(Figure record extracts)
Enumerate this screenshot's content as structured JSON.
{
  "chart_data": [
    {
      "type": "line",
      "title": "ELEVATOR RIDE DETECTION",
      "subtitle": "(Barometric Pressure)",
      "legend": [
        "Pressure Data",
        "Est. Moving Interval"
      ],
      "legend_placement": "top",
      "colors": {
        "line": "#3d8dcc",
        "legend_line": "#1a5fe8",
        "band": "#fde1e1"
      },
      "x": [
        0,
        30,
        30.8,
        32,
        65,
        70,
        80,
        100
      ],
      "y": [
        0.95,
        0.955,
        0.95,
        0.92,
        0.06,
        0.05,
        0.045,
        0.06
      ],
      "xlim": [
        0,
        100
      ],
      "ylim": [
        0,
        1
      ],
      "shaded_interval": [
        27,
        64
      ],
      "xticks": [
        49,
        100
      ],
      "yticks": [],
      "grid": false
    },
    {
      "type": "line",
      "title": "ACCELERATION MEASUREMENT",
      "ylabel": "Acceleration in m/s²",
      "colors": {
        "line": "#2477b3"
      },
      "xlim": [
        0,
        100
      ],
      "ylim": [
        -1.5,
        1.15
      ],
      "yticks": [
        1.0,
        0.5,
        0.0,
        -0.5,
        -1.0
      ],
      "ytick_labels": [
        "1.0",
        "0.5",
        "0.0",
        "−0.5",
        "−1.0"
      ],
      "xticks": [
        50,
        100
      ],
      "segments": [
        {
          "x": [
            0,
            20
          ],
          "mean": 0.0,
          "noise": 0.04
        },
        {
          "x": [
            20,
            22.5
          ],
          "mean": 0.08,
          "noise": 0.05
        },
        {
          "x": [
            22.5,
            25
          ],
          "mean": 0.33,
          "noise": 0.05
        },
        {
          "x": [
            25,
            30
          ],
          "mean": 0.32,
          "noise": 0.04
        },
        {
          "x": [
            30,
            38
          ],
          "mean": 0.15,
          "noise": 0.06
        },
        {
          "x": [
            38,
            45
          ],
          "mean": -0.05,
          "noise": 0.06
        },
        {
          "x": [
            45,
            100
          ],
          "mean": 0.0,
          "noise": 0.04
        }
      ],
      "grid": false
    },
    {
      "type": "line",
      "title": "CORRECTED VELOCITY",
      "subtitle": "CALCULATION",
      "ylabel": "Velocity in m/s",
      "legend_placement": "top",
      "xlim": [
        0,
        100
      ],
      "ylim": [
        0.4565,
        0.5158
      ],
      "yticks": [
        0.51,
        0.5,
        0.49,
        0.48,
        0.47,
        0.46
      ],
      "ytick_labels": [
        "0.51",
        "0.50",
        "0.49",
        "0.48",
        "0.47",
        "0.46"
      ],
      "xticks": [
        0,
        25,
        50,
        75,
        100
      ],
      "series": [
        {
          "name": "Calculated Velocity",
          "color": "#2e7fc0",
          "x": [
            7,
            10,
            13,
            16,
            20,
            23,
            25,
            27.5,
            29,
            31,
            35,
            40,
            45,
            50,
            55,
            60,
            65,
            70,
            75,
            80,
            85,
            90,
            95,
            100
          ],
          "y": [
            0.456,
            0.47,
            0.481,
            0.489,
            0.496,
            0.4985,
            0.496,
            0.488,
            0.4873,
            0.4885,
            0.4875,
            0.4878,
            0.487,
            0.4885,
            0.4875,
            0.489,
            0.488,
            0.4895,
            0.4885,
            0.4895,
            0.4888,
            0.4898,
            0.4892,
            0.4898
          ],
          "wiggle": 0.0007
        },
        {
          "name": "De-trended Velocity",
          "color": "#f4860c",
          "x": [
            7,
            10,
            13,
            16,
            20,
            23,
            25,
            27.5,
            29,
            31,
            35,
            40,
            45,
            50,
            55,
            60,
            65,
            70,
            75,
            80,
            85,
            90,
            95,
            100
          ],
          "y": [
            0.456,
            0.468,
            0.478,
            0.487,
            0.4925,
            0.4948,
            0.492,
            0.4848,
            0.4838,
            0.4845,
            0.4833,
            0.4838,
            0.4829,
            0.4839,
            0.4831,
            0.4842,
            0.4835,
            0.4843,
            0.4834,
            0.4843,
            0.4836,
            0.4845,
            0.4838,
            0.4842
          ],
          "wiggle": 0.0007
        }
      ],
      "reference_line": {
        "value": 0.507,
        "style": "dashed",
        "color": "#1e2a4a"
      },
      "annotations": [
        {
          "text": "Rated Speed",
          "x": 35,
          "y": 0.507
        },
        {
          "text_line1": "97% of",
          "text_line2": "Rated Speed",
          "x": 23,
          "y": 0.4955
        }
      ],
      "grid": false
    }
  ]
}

Objective
From the records above, extract everything verbatim.

Correct result
Enumerate this screenshot's content as structured JSON.
{
  "chart_data": [
    {
      "type": "line",
      "title": "ELEVATOR RIDE DETECTION",
      "subtitle": "(Barometric Pressure)",
      "legend": [
        "Pressure Data",
        "Est. Moving Interval"
      ],
      "legend_placement": "top",
      "colors": {
        "line": "#3d8dcc",
        "legend_line": "#1a5fe8",
        "band": "#fde1e1"
      },
      "x": [
        0,
        30,
        30.8,
        32,
        65,
        70,
        80,
        100
      ],
      "y": [
        0.95,
        0.955,
        0.95,
        0.92,
        0.06,
        0.05,
        0.045,
        0.06
      ],
      "xlim": [
        0,
        100
      ],
      "ylim": [
        0,
        1
      ],
      "shaded_interval": [
        27,
        64
      ],
      "xticks": [
        49,
        100
      ],
      "yticks": [],
      "grid": false
    },
    {
      "type": "line",
      "title": "ACCELERATION MEASUREMENT",
      "ylabel": "Acceleration in m/s²",
      "colors": {
        "line": "#2477b3"
      },
      "xlim": [
        0,
        100
      ],
      "ylim": [
        -1.5,
        1.15
      ],
      "yticks": [
        1.0,
        0.5,
        0.0,
        -0.5,
        -1.0
      ],
      "ytick_labels": [
        "1.0",
        "0.5",
        "0.0",
        "−0.5",
        "−1.0"
      ],
      "xticks": [
        50,
        100
      ],
      "segments": [
        {
          "x": [
            0,
            20
          ],
          "mean": 0.0,
          "noise": 0.04
        },
        {
          "x": [
            20,
            22.5
          ],
          "mean": 0.08,
          "noise": 0.05
        },
        {
          "x": [
            22.5,
            25
          ],
          "mean": 0.33,
          "noise": 0.05
        },
        {
          "x": [
            25,
            30
          ],
          "mean": 0.32,
          "noise": 0.04
        },
        {
          "x": [
            30,
            38
          ],
          "mean": 0.15,
          "noise": 0.06
        },
        {
          "x": [
            38,
            45
          ],
          "mean": -0.05,
          "noise": 0.06
        },
        {
          "x": [
            45,
            100
          ],
          "mean": 0.0,
          "noise": 0.04
        }
      ],
      "grid": false
    },
    {
      "type": "line",
      "title": "CORRECTED VELOCITY",
      "subtitle": "CALCULATION",
      "ylabel": "Velocity in m/s",
      "legend_placement": "top",
      "xlim": [
        0,
        100
      ],
      "ylim": [
        0.4565,
        0.5158
      ],
      "yticks": [
        0.51,
        0.5,
        0.49,
        0.48,
        0.47,
        0.46
      ],
      "ytick_labels": [
        "0.51",
        "0.50",
        "0.49",
        "0.48",
        "0.47",
        "0.46"
      ],
      "xticks": [
        0,
        25,
        50,
        75,
        100
      ],
      "series": [
        {
          "name": "Calculated Velocity",
          "color": "#2e7fc0",
          "x": [
            7,
            10,
            13,
            16,
            20,
            23,
            25,
            27.5,
            29,
            31,
            35,
            40,
            45,
            50,
            55,
            60,
            65,
            70,
            75,
            80,
            85,
            90,
            95,
            100
          ],
          "y": [
            0.456,
            0.47,
            0.481,
            0.489,
            0.496,
            0.4985,
            0.496,
            0.488,
            0.4873,
            0.4885,
            0.4875,
            0.4878,
            0.487,
            0.4885,
            0.4875,
            0.489,
            0.488,
            0.4895,
            0.4885,
            0.4895,
            0.4888,
            0.4898,
            0.4892,
            0.4898
          ],
          "wiggle": 0.0007
        },
        {
          "name": "De-trended Velocity",
          "color": "#f4860c",
          "x": [
            7,
            10,
            13,
            16,
            20,
            23,
            25,
            27.5,
            29,
            31,
            35,
            40,
            45,
            50,
            55,
            60,
            65,
            70,
            75,
            80,
            85,
            90,
            95,
            100
          ],
          "y": [
            0.456,
            0.468,
            0.478,
            0.487,
            0.4925,
            0.4948,
            0.492,
            0.4848,
            0.4838,
            0.4845,
            0.4833,
            0.4838,
            0.4829,
            0.4839,
            0.4831,
            0.4842,
            0.4835,
            0.4843,
            0.4834,
            0.4843,
            0.4836,
            0.4845,
            0.4838,
            0.4842
          ],
          "wiggle": 0.0007
        }
      ],
      "reference_line": {
        "value": 0.507,
        "style": "dashed",
        "color": "#1e2a4a"
      },
      "annotations": [
        {
          "text": "Rated Speed",
          "x": 35,
          "y": 0.507
        },
        {
          "text_line1": "97% of",
          "text_line2": "Rated Speed",
          "x": 23,
          "y": 0.4955
        }
      ],
      "grid": false
    }
  ]
}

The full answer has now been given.